-------- STORED RECORDS
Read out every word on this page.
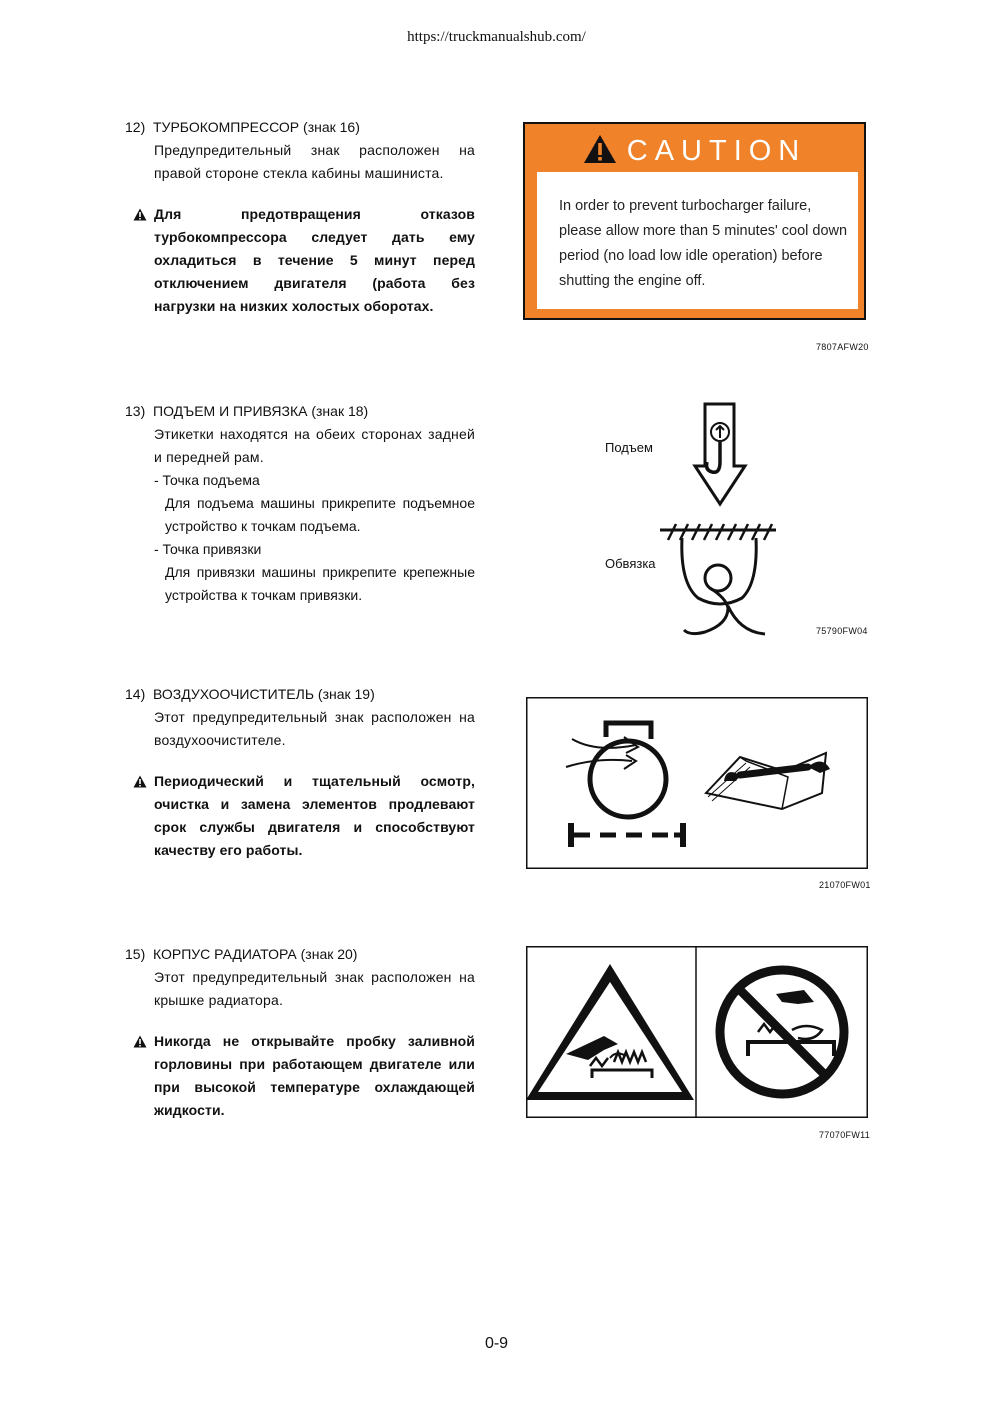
https://truckmanualshub.com/
12) ТУРБОКОМПРЕССОР (знак 16)
Предупредительный знак расположен на правой стороне стекла кабины машиниста.
Для предотвращения отказов турбокомпрессора следует дать ему охладиться в течение 5 минут перед отключением двигателя (работа без нагрузки на низких холостых оборотах.
CAUTION
In order to prevent turbocharger failure, please allow more than 5 minutes' cool down period (no load low idle operation) before shutting the engine off.
7807AFW20
13) ПОДЪЕМ И ПРИВЯЗКА (знак 18)
Этикетки находятся на обеих сторонах задней и передней рам.
- Точка подъема
Для подъема машины прикрепите подъемное устройство к точкам подъема.
- Точка привязки
Для привязки машины прикрепите крепежные устройства к точкам привязки.
Подъем
Обвязка
75790FW04
14) ВОЗДУХООЧИСТИТЕЛЬ (знак 19)
Этот предупредительный знак расположен на воздухоочистителе.
Периодический и тщательный осмотр, очистка и замена элементов продлевают срок службы двигателя и способствуют качеству его работы.
21070FW01
15) КОРПУС РАДИАТОРА (знак 20)
Этот предупредительный знак расположен на крышке радиатора.
Никогда не открывайте пробку заливной горловины при работающем двигателе или при высокой температуре охлаждающей жидкости.
77070FW11
0-9
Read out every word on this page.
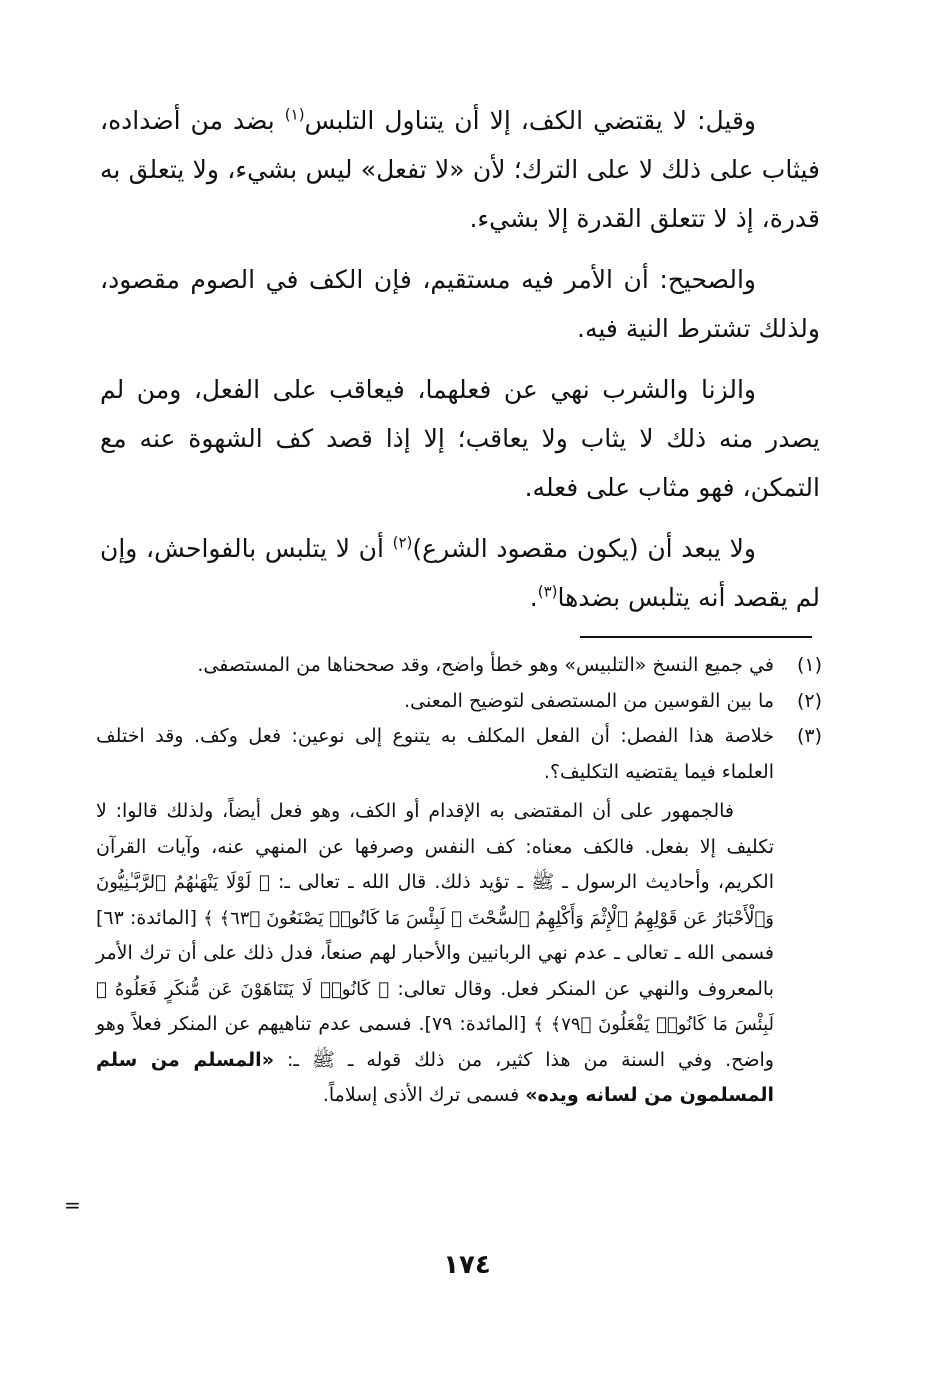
وقيل: لا يقتضي الكف، إلا أن يتناول التلبس$^{(١)}$ بضد من أضداده، فيثاب على ذلك لا على الترك؛ لأن «لا تفعل» ليس بشيء، ولا يتعلق به قدرة، إذ لا تتعلق القدرة إلا بشيء.

والصحيح: أن الأمر فيه مستقيم، فإن الكف في الصوم مقصود، ولذلك تشترط النية فيه.

والزنا والشرب نهي عن فعلهما، فيعاقب على الفعل، ومن لم يصدر منه ذلك لا يثاب ولا يعاقب؛ إلا إذا قصد كف الشهوة عنه مع التمكن، فهو مثاب على فعله.

ولا يبعد أن (يكون مقصود الشرع)$^{(٢)}$ أن لا يتلبس بالفواحش، وإن لم يقصد أنه يتلبس بضدها$^{(٣)}$.

(١)
في جميع النسخ «التلبيس» وهو خطأ واضح، وقد صححناها من المستصفى.
(٢)
ما بين القوسين من المستصفى لتوضيح المعنى.
(٣)
خلاصة هذا الفصل: أن الفعل المكلف به يتنوع إلى نوعين: فعل وكف. وقد اختلف العلماء فيما يقتضيه التكليف؟.

فالجمهور على أن المقتضى به الإقدام أو الكف، وهو فعل أيضاً، ولذلك قالوا: لا تكليف إلا بفعل. فالكف معناه: كف النفس وصرفها عن المنهي عنه، وآيات القرآن الكريم، وأحاديث الرسول ـ ﷺ ـ تؤيد ذلك. قال الله ـ تعالى ـ: ﴿ لَوْلَا يَنْهَىٰهُمُ ٱلرَّبَّـٰنِيُّونَ وَٱلْأَحْبَارُ عَن قَوْلِهِمُ ٱلْإِثْمَ وَأَكْلِهِمُ ٱلسُّحْتَ ۚ لَبِئْسَ مَا كَانُوا۟ يَصْنَعُونَ ﴿٦٣﴾ ﴾ [المائدة: ٦٣] فسمى الله ـ تعالى ـ عدم نهي الربانيين والأحبار لهم صنعاً، فدل ذلك على أن ترك الأمر بالمعروف والنهي عن المنكر فعل. وقال تعالى: ﴿ كَانُوا۟ لَا يَتَنَاهَوْنَ عَن مُّنكَرٍ فَعَلُوهُ ۚ لَبِئْسَ مَا كَانُوا۟ يَفْعَلُونَ ﴿٧٩﴾ ﴾ [المائدة: ٧٩]. فسمى عدم تناهيهم عن المنكر فعلاً وهو واضح. وفي السنة من هذا كثير، من ذلك قوله ـ ﷺ ـ: «المسلم من سلم المسلمون من لسانه ويده» فسمى ترك الأذى إسلاماً.

=
١٧٤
----------------
- AIM:
Track down every line holding the string "Этот" and copy it.

- CORRECT RESPONSE:
Этот предупредительный знак расположен на воздухоочистителе.
Этот предупредительный знак расположен на крышке радиатора.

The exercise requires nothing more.